===== DATA SHOWN =====

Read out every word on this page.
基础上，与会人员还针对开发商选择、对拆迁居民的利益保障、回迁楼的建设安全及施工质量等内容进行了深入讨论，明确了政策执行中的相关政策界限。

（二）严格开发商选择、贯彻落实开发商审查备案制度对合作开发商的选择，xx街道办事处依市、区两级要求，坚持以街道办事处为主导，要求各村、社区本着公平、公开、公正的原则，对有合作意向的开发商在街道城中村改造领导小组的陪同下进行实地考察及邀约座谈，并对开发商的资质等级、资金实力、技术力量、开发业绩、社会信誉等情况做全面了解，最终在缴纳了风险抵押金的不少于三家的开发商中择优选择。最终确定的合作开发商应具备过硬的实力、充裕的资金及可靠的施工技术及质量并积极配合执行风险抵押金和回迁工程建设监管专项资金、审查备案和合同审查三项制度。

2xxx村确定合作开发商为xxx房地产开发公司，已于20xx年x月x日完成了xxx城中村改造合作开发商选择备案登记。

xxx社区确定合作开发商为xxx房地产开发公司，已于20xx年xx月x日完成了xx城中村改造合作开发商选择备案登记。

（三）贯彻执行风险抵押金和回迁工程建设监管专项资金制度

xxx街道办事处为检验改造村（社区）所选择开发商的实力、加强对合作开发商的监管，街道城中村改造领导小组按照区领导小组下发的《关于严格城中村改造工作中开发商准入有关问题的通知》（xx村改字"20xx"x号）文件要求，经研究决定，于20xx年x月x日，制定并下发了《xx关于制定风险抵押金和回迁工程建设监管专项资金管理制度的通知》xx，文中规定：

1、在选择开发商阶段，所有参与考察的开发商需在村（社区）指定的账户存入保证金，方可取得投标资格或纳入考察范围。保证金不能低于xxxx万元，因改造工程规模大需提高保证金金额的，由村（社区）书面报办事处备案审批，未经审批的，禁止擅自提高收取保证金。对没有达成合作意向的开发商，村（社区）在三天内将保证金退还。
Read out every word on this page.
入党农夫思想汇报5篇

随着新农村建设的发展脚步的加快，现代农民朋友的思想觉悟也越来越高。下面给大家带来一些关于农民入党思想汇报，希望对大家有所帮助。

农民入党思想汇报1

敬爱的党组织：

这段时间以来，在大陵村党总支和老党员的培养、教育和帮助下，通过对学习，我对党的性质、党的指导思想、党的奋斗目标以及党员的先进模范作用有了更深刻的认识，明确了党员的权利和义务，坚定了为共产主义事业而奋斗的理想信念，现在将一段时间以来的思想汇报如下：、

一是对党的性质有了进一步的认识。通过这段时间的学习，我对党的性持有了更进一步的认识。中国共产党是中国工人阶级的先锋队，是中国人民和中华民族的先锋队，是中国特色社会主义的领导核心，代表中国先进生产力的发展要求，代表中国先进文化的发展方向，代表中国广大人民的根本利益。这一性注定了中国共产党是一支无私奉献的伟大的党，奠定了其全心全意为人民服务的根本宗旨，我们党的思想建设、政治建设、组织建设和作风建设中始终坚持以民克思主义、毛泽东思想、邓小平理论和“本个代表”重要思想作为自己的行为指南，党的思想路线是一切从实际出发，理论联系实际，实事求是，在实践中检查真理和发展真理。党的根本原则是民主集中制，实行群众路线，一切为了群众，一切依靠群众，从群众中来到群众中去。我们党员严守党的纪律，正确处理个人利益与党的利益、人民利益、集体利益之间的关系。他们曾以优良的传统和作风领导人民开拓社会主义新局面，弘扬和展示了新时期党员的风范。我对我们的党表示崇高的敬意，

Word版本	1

=====

### WORK TO DO
Every entry above needs to be quoted exactly.

### WRITTEN SOLUTION
Read out every word on this page.
基础上，与会人员还针对开发商选择、对拆迁居民的利益保障、回迁楼的建设安全及施工质量等内容进行了深入讨论，明确了政策执行中的相关政策界限。

（二）严格开发商选择、贯彻落实开发商审查备案制度对合作开发商的选择，xx街道办事处依市、区两级要求，坚持以街道办事处为主导，要求各村、社区本着公平、公开、公正的原则，对有合作意向的开发商在街道城中村改造领导小组的陪同下进行实地考察及邀约座谈，并对开发商的资质等级、资金实力、技术力量、开发业绩、社会信誉等情况做全面了解，最终在缴纳了风险抵押金的不少于三家的开发商中择优选择。最终确定的合作开发商应具备过硬的实力、充裕的资金及可靠的施工技术及质量并积极配合执行风险抵押金和回迁工程建设监管专项资金、审查备案和合同审查三项制度。

2xxx村确定合作开发商为xxx房地产开发公司，已于20xx年x月x日完成了xxx城中村改造合作开发商选择备案登记。

xxx社区确定合作开发商为xxx房地产开发公司，已于20xx年xx月x日完成了xx城中村改造合作开发商选择备案登记。

（三）贯彻执行风险抵押金和回迁工程建设监管专项资金制度

xxx街道办事处为检验改造村（社区）所选择开发商的实力、加强对合作开发商的监管，街道城中村改造领导小组按照区领导小组下发的《关于严格城中村改造工作中开发商准入有关问题的通知》（xx村改字"20xx"x号）文件要求，经研究决定，于20xx年x月x日，制定并下发了《xx关于制定风险抵押金和回迁工程建设监管专项资金管理制度的通知》xx，文中规定：

1、在选择开发商阶段，所有参与考察的开发商需在村（社区）指定的账户存入保证金，方可取得投标资格或纳入考察范围。保证金不能低于xxxx万元，因改造工程规模大需提高保证金金额的，由村（社区）书面报办事处备案审批，未经审批的，禁止擅自提高收取保证金。对没有达成合作意向的开发商，村（社区）在三天内将保证金退还。
Read out every word on this page.
入党农夫思想汇报5篇

随着新农村建设的发展脚步的加快，现代农民朋友的思想觉悟也越来越高。下面给大家带来一些关于农民入党思想汇报，希望对大家有所帮助。

农民入党思想汇报1

敬爱的党组织：

这段时间以来，在大陵村党总支和老党员的培养、教育和帮助下，通过对学习，我对党的性质、党的指导思想、党的奋斗目标以及党员的先进模范作用有了更深刻的认识，明确了党员的权利和义务，坚定了为共产主义事业而奋斗的理想信念，现在将一段时间以来的思想汇报如下：、

一是对党的性质有了进一步的认识。通过这段时间的学习，我对党的性持有了更进一步的认识。中国共产党是中国工人阶级的先锋队，是中国人民和中华民族的先锋队，是中国特色社会主义的领导核心，代表中国先进生产力的发展要求，代表中国先进文化的发展方向，代表中国广大人民的根本利益。这一性注定了中国共产党是一支无私奉献的伟大的党，奠定了其全心全意为人民服务的根本宗旨，我们党的思想建设、政治建设、组织建设和作风建设中始终坚持以民克思主义、毛泽东思想、邓小平理论和“本个代表”重要思想作为自己的行为指南，党的思想路线是一切从实际出发，理论联系实际，实事求是，在实践中检查真理和发展真理。党的根本原则是民主集中制，实行群众路线，一切为了群众，一切依靠群众，从群众中来到群众中去。我们党员严守党的纪律，正确处理个人利益与党的利益、人民利益、集体利益之间的关系。他们曾以优良的传统和作风领导人民开拓社会主义新局面，弘扬和展示了新时期党员的风范。我对我们的党表示崇高的敬意，

Word版本	1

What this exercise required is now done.